Raw records

****

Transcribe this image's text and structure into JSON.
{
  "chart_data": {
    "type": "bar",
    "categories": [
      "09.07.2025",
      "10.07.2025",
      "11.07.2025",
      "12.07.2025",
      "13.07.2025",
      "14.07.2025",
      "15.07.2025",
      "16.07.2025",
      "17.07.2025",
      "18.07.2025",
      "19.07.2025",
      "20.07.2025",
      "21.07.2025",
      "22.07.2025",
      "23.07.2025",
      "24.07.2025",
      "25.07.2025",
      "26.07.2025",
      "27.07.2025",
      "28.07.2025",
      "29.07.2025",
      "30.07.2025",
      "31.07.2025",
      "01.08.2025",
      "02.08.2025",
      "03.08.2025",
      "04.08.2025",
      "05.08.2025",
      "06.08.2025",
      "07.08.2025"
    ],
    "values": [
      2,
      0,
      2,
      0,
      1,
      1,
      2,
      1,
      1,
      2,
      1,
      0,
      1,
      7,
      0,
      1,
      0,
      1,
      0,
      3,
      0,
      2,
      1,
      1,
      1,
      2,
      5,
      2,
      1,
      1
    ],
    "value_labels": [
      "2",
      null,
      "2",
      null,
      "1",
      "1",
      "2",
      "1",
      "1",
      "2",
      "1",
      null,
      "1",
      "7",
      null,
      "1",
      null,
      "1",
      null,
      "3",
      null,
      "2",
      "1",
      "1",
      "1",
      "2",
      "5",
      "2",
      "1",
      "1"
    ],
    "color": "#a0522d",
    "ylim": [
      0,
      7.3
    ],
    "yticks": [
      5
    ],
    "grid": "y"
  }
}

****

Exercise aim
Extract the full set of entries word for word.

Task answer
Transcribe this image's text and structure into JSON.
{
  "chart_data": {
    "type": "bar",
    "categories": [
      "09.07.2025",
      "10.07.2025",
      "11.07.2025",
      "12.07.2025",
      "13.07.2025",
      "14.07.2025",
      "15.07.2025",
      "16.07.2025",
      "17.07.2025",
      "18.07.2025",
      "19.07.2025",
      "20.07.2025",
      "21.07.2025",
      "22.07.2025",
      "23.07.2025",
      "24.07.2025",
      "25.07.2025",
      "26.07.2025",
      "27.07.2025",
      "28.07.2025",
      "29.07.2025",
      "30.07.2025",
      "31.07.2025",
      "01.08.2025",
      "02.08.2025",
      "03.08.2025",
      "04.08.2025",
      "05.08.2025",
      "06.08.2025",
      "07.08.2025"
    ],
    "values": [
      2,
      0,
      2,
      0,
      1,
      1,
      2,
      1,
      1,
      2,
      1,
      0,
      1,
      7,
      0,
      1,
      0,
      1,
      0,
      3,
      0,
      2,
      1,
      1,
      1,
      2,
      5,
      2,
      1,
      1
    ],
    "value_labels": [
      "2",
      null,
      "2",
      null,
      "1",
      "1",
      "2",
      "1",
      "1",
      "2",
      "1",
      null,
      "1",
      "7",
      null,
      "1",
      null,
      "1",
      null,
      "3",
      null,
      "2",
      "1",
      "1",
      "1",
      "2",
      "5",
      "2",
      "1",
      "1"
    ],
    "color": "#a0522d",
    "ylim": [
      0,
      7.3
    ],
    "yticks": [
      5
    ],
    "grid": "y"
  }
}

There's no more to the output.